**Exercise aim**
Of all the lines in the records below, how many hold the word "tanto"? Give the number alone.
====== Task input ======
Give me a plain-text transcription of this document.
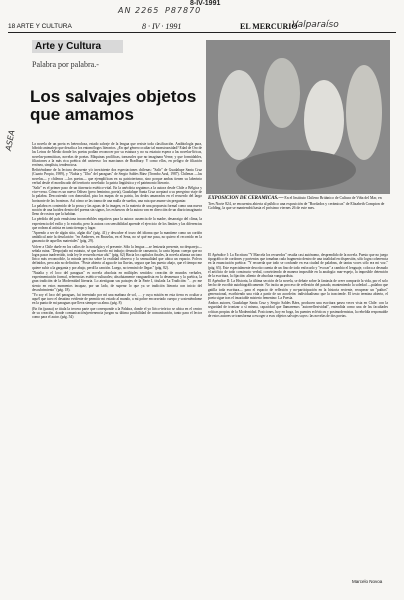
8-IV-1991
AN 2265 P87870
Valparaíso
ASEA
18 ARTE Y CULTURA	8 · IV · 1991	EL MERCURIO
Arte y Cultura
Palabra por palabra.-
Los salvajes objetos que amamos

La novela de un poeta es heterodoxa, estado salvaje de la lengua que resiste toda clasificación. Antibiología pura, híbrido animalejo que desafía a los entomólogos literarios. ¿En qué género ocultar tal monstruosidad? Edad de Oro de las Letras de Medio donde los poetas podían reconocer por su estatura y no su estatuto espera a las novelas-líricas, novelas-poemáticas, novelas de poetas. Máquinas prolíficas, tornasoles que no imaginara Verne, y que formidables, filiaciones a la más rica poética del universo: los marcianos de Bradbury. Y como ellos, en peligro de filiación errónea, simplista, tendenciosa.

Refiriéndome de la lectura descuente y/o inexistente dos espectaciones chilenas: "Salir" de Guadalupe Santa Cruz (Cuarto Propio, 1989), y "Nubia y "Ubo" del paraguas" de Sergio Saldes Báez (Trombo Azul, 1987). Chilenas —las novelas— y chilenos —los poetas— que ejemplifican en su patrioterismo, sino porque ambas tienen su laberinto verbal desde el mordiscado del territorio novelado: la patria lingüística y el patrimonio literario.

"Salir" es el primer paso de un itinerario estético-vital. En la anécdota seguimos a la autora desde Chile a Bélgica y vice-versa. Cómo es un nuevo Odiseo (pero feminino, poeta), Guadalupe Santa Cruz aceptará a su peregrino viaje de la palabra. Descosiendo con donosidad, pisa los mapas de su patria, los dedos amarrados en el recuerdo del largo horizonte de las fronteras. Así cómo se las trama de una malla de sueños, una ruta que asume sin preguntar.

La palabra es contenido de la prosa y las aguas de la imagen, es la materia de una propuesta formal como una nueva noción de una lucidez dentro del poema sin signos, los esfuerzos de la autora van en dirección de un diario imaginario lleno de rostros que la habitan.

La pérdida del país emulsiona inconcebibles negativos para la autora: ausencia de la madre, desarraigo del clima, la experiencia del exilio y lo extraño, pero la autora con sensibilidad aprende el ejercicio de los límites y las diferencias que rodean al artista en tanto tiempo y lugar.

"Aprendo a ser de algún sitio, algún día" (pág. 41) y descubre el trozo del idioma que la mantiene como un cordón umbilical ante la desolación: "en Amberes, en Bruselas, en el Sena, no sé qué me pasa, no quiero el recorrido en la ganancia de aquellos materiales" (pág. 29).

Volver a Chile duele en los callos de la nostalgia y el presente. Sólo la lengua —se lenizaría presente, no desparejo— señala ruina. "Despojado mi estatuto, sé que hacerlo mi trabajo; desnudo de cansancio, la carta lejana: cuerpo que no logra pasar inadvertido, toda ley le recuerda estar ahí." (pág. 62) Hacia los capítulos finales, la novela afianza un tono lírico más reconocible, la mirada precisa sobre la realidad observa y la sensualidad que ubica un espacio. Polvos definidos, pero aún no definitiva. "Poste abierto al agua de tus lluvias, segura que has puesto abajo, que el tiempo me quiere subir a la garganta y por abajo, perdí la canción. Luego, no terminó de llegar." (pág. 82).

"Natalia y el loco del paraguas" es novela absoluta en múltiples sentidos: creación de mundos verbales, experimentación formal, referencias estético-culturales; absolutamente vanguardista en la desmesura y la poética, la gran tradición de la Modernidad literaria. Lo atestiguan sus paisajes de la Parte I, titulada La Tradición: "…yo me siento en estos momentos incapaz, por un lado, de superar lo que ya se tradición literaria con inicio del descubrimiento" (pág. 18).

"Yo soy el loco del paraguas, fui inventado por mí una mañana de sol, … y cuya misión en esta tierra es ocultar a aquél que tuvo el desatino evidente de permitir mi estado al mundo, a mi pobre encorsetado cuerpo y sosteniéndome en la punta de mi paraguas que lleva siempre su alma. (pág. 8)

(En fin (pausa) se titula la tercera parte que corresponde a la Palabra, donde el yo lírico-teórico se ubica en el centro de su creación, donde comunicación/pertenencia juegan su última posibilidad de comunicación, tanto para el lector como para el autor. (pág. 54)

EXPOSICION DE CERAMICAS.— En el Instituto Chileno Británico de Cultura de Viña del Mar, en Tres Norte 824, se encuentra abierta al público una exposición de "Bordados y cerámicas" de Elizabeth Compton de Golding, la que se mantendrá hasta el próximo viernes 26 de este mes.

El Apéndice I: La Escritura "Y Marcela los recuerdos" resulta casi autónomo, desprendido de la novela. Puesto que no juego tipográfico de cordones y portentos que tomaban cada fragmento dentro de una totalidad en dispersión, sólo logra coherencia en la enunciación poética: "Y recuerda que todo se confunde en esa ciudad de palabras, de tantas voces sólo era mi voz." (pág. 65). Este especialmente descrito cuenta de un fino de todo enfocarlo y "evocar" a cambio el lenguaje, coloca a desnudo el artificio de todo constructo verbal, convirtiendo de manera imposible en la analogía: mar-espejo, la imposible detención de la escritura, la fijación: aliento de absoluta vanguardista.

El Apéndice II: La Historia, la última sección de la novela, se debate sobre la fantasía de creer compartir la vida, por el solo hecho de escribir autobiográficamente. No incita un proceso de reflexión del pasado, manteniendo la soledad —palabra que gatilla toda escritura— para el espacio de reflexión y no-participación en la historia reciente, recuperar un "pathos" generacional, escribiendo una vida a partir de un acordeón: individualismo que la trasciende. El texto termina abierto, el poeta sigue tras el insaciable misterio femenino: La Poesía.

Ambos autores, Guadalupe Santa Cruz y Sergio Saldes Báez, producen una escritura pasea veces vista en Chile: con la seguridad de ironizar a sí misma, capacidad que llamaremos "autorreflexividad", entendida como una de las facultades críticas propias de la Modernidad. Posiciones, hoy en boga, los puentes eclécticos y postmodernistas, la rebeldía responsable de estos autores se transforma a escoger a esos objetos salvajes suyos: las novelas de dos poetas.

Marcelo Novoa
======
**Result**
2